* start Listed entries *

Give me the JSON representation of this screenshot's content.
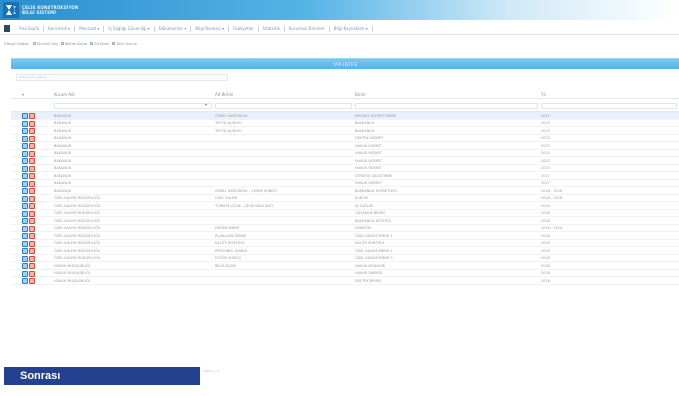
{
  "header": {
    "logo_line1": "ÇELİK KONSTRÜKSİYON",
    "logo_line2": "BİLGİ SİSTEMİ"
  },
  "menu": [
    {
      "label": "Ana Sayfa"
    },
    {
      "label": "Kurumsal ▾"
    },
    {
      "label": "Mevzuat ▾"
    },
    {
      "label": "İş Sağlığı Güvenliği ▾"
    },
    {
      "label": "Dökümanlar ▾"
    },
    {
      "label": "Bilgi Bankası ▾"
    },
    {
      "label": "Faaliyetler"
    },
    {
      "label": "İstatistik"
    },
    {
      "label": "Kurumsal Birimler"
    },
    {
      "label": "Bilgi Kaynakları ▾"
    }
  ],
  "filterbar": {
    "label": "Filtreyi Göster:",
    "options": [
      "Tümünü Seç",
      "Bölüm Sayısı",
      "Alt Birim",
      "Tarih Sınırla"
    ]
  },
  "titlebar": {
    "title": "YAPI LİSTESİ"
  },
  "search": {
    "placeholder": "Arama için yazınız..."
  },
  "table": {
    "columns": [
      "Kurum Adı",
      "Alt Birimi",
      "Birim",
      "Yıl"
    ],
    "rows": [
      [
        "BAKANLIK",
        "GENEL MÜDÜRLÜK",
        "MERKEZ HİZMET BİRİMİ",
        "2015"
      ],
      [
        "BAKANLIK",
        "TEFTİŞ KURULU",
        "BAŞKANLIK",
        "2015"
      ],
      [
        "BAKANLIK",
        "TEFTİŞ KURULU",
        "BAŞKANLIK",
        "2015"
      ],
      [
        "BAKANLIK",
        "",
        "DESTEK HİZMET",
        "2015"
      ],
      [
        "BAKANLIK",
        "",
        "HUKUK HİZMET",
        "2015"
      ],
      [
        "BAKANLIK",
        "",
        "HUKUK HİZMET",
        "2015"
      ],
      [
        "BAKANLIK",
        "",
        "HUKUK HİZMET",
        "2015"
      ],
      [
        "BAKANLIK",
        "",
        "HUKUK HİZMET",
        "2015"
      ],
      [
        "BAKANLIK",
        "",
        "STRATEJİ GELİŞTİRME",
        "2017"
      ],
      [
        "BAKANLIK",
        "",
        "HUKUK HİZMET",
        "2017"
      ],
      [
        "BAKANLIK",
        "GENEL MÜDÜRLÜK - ÇEVRE ŞUBESİ",
        "BAŞKANLIK HİZMETLERİ",
        "2016 - 2018"
      ],
      [
        "ÖZEL KALEM MÜDÜRLÜĞÜ",
        "ÖZEL KALEM",
        "KURUM",
        "2016 - 2018"
      ],
      [
        "ÖZEL KALEM MÜDÜRLÜĞÜ",
        "TÜRKİYE ÇELİK - ÇELİK BAĞLANTI",
        "İŞ SAĞLIĞI",
        "2016"
      ],
      [
        "ÖZEL KALEM MÜDÜRLÜĞÜ",
        "",
        "GÜVENLİK BİRİMİ",
        "2018"
      ],
      [
        "ÖZEL KALEM MÜDÜRLÜĞÜ",
        "",
        "BAŞKANLIK DESTEĞİ",
        "2018"
      ],
      [
        "ÖZEL KALEM MÜDÜRLÜĞÜ",
        "DEĞER BİRİMİ",
        "DENETİM",
        "2016 - 2018"
      ],
      [
        "ÖZEL KALEM MÜDÜRLÜĞÜ",
        "PLANLAMA BİRİMİ",
        "ÖZEL KALEM BİRİMİ 1",
        "2016"
      ],
      [
        "ÖZEL KALEM MÜDÜRLÜĞÜ",
        "KALİTE KONTROL",
        "KALİTE KONTROL",
        "2016"
      ],
      [
        "ÖZEL KALEM MÜDÜRLÜĞÜ",
        "PERSONEL ŞUBESİ",
        "ÖZEL KALEM BİRİMİ 2",
        "2016"
      ],
      [
        "ÖZEL KALEM MÜDÜRLÜĞÜ",
        "EĞİTİM ŞUBESİ",
        "ÖZEL KALEM BİRİMİ 3",
        "2016"
      ],
      [
        "HUKUK MÜŞAVİRLİĞİ",
        "BİLGİ İŞLEM",
        "HUKUK MÜŞAVİRİ",
        "2016"
      ],
      [
        "HUKUK MÜŞAVİRLİĞİ",
        "",
        "HUKUK DAİRESİ",
        "2016"
      ],
      [
        "HUKUK MÜŞAVİRLİĞİ",
        "",
        "DESTEK BİRİMİ",
        "2016"
      ]
    ]
  },
  "footer": {
    "next_label": "Sonrası",
    "pager_text": "Sayfa 1 / 4"
  },
  "colors": {
    "brand": "#23418f",
    "header_blue": "#2a8fcf",
    "titlebar": "#56b3e6",
    "edit_icon": "#2d7fc6",
    "delete_icon": "#d9483b"
  }
}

* end Listed entries *

● **Brief**: Reproduce every entry word for word, but omit the pictures.

● **Result of this exercise**:
Give me the JSON representation of this screenshot's content.
{
  "header": {
    "logo_line1": "ÇELİK KONSTRÜKSİYON",
    "logo_line2": "BİLGİ SİSTEMİ"
  },
  "menu": [
    {
      "label": "Ana Sayfa"
    },
    {
      "label": "Kurumsal ▾"
    },
    {
      "label": "Mevzuat ▾"
    },
    {
      "label": "İş Sağlığı Güvenliği ▾"
    },
    {
      "label": "Dökümanlar ▾"
    },
    {
      "label": "Bilgi Bankası ▾"
    },
    {
      "label": "Faaliyetler"
    },
    {
      "label": "İstatistik"
    },
    {
      "label": "Kurumsal Birimler"
    },
    {
      "label": "Bilgi Kaynakları ▾"
    }
  ],
  "filterbar": {
    "label": "Filtreyi Göster:",
    "options": [
      "Tümünü Seç",
      "Bölüm Sayısı",
      "Alt Birim",
      "Tarih Sınırla"
    ]
  },
  "titlebar": {
    "title": "YAPI LİSTESİ"
  },
  "search": {
    "placeholder": "Arama için yazınız..."
  },
  "table": {
    "columns": [
      "Kurum Adı",
      "Alt Birimi",
      "Birim",
      "Yıl"
    ],
    "rows": [
      [
        "BAKANLIK",
        "GENEL MÜDÜRLÜK",
        "MERKEZ HİZMET BİRİMİ",
        "2015"
      ],
      [
        "BAKANLIK",
        "TEFTİŞ KURULU",
        "BAŞKANLIK",
        "2015"
      ],
      [
        "BAKANLIK",
        "TEFTİŞ KURULU",
        "BAŞKANLIK",
        "2015"
      ],
      [
        "BAKANLIK",
        "",
        "DESTEK HİZMET",
        "2015"
      ],
      [
        "BAKANLIK",
        "",
        "HUKUK HİZMET",
        "2015"
      ],
      [
        "BAKANLIK",
        "",
        "HUKUK HİZMET",
        "2015"
      ],
      [
        "BAKANLIK",
        "",
        "HUKUK HİZMET",
        "2015"
      ],
      [
        "BAKANLIK",
        "",
        "HUKUK HİZMET",
        "2015"
      ],
      [
        "BAKANLIK",
        "",
        "STRATEJİ GELİŞTİRME",
        "2017"
      ],
      [
        "BAKANLIK",
        "",
        "HUKUK HİZMET",
        "2017"
      ],
      [
        "BAKANLIK",
        "GENEL MÜDÜRLÜK - ÇEVRE ŞUBESİ",
        "BAŞKANLIK HİZMETLERİ",
        "2016 - 2018"
      ],
      [
        "ÖZEL KALEM MÜDÜRLÜĞÜ",
        "ÖZEL KALEM",
        "KURUM",
        "2016 - 2018"
      ],
      [
        "ÖZEL KALEM MÜDÜRLÜĞÜ",
        "TÜRKİYE ÇELİK - ÇELİK BAĞLANTI",
        "İŞ SAĞLIĞI",
        "2016"
      ],
      [
        "ÖZEL KALEM MÜDÜRLÜĞÜ",
        "",
        "GÜVENLİK BİRİMİ",
        "2018"
      ],
      [
        "ÖZEL KALEM MÜDÜRLÜĞÜ",
        "",
        "BAŞKANLIK DESTEĞİ",
        "2018"
      ],
      [
        "ÖZEL KALEM MÜDÜRLÜĞÜ",
        "DEĞER BİRİMİ",
        "DENETİM",
        "2016 - 2018"
      ],
      [
        "ÖZEL KALEM MÜDÜRLÜĞÜ",
        "PLANLAMA BİRİMİ",
        "ÖZEL KALEM BİRİMİ 1",
        "2016"
      ],
      [
        "ÖZEL KALEM MÜDÜRLÜĞÜ",
        "KALİTE KONTROL",
        "KALİTE KONTROL",
        "2016"
      ],
      [
        "ÖZEL KALEM MÜDÜRLÜĞÜ",
        "PERSONEL ŞUBESİ",
        "ÖZEL KALEM BİRİMİ 2",
        "2016"
      ],
      [
        "ÖZEL KALEM MÜDÜRLÜĞÜ",
        "EĞİTİM ŞUBESİ",
        "ÖZEL KALEM BİRİMİ 3",
        "2016"
      ],
      [
        "HUKUK MÜŞAVİRLİĞİ",
        "BİLGİ İŞLEM",
        "HUKUK MÜŞAVİRİ",
        "2016"
      ],
      [
        "HUKUK MÜŞAVİRLİĞİ",
        "",
        "HUKUK DAİRESİ",
        "2016"
      ],
      [
        "HUKUK MÜŞAVİRLİĞİ",
        "",
        "DESTEK BİRİMİ",
        "2016"
      ]
    ]
  },
  "footer": {
    "next_label": "Sonrası",
    "pager_text": "Sayfa 1 / 4"
  },
  "colors": {
    "brand": "#23418f",
    "header_blue": "#2a8fcf",
    "titlebar": "#56b3e6",
    "edit_icon": "#2d7fc6",
    "delete_icon": "#d9483b"
  }
}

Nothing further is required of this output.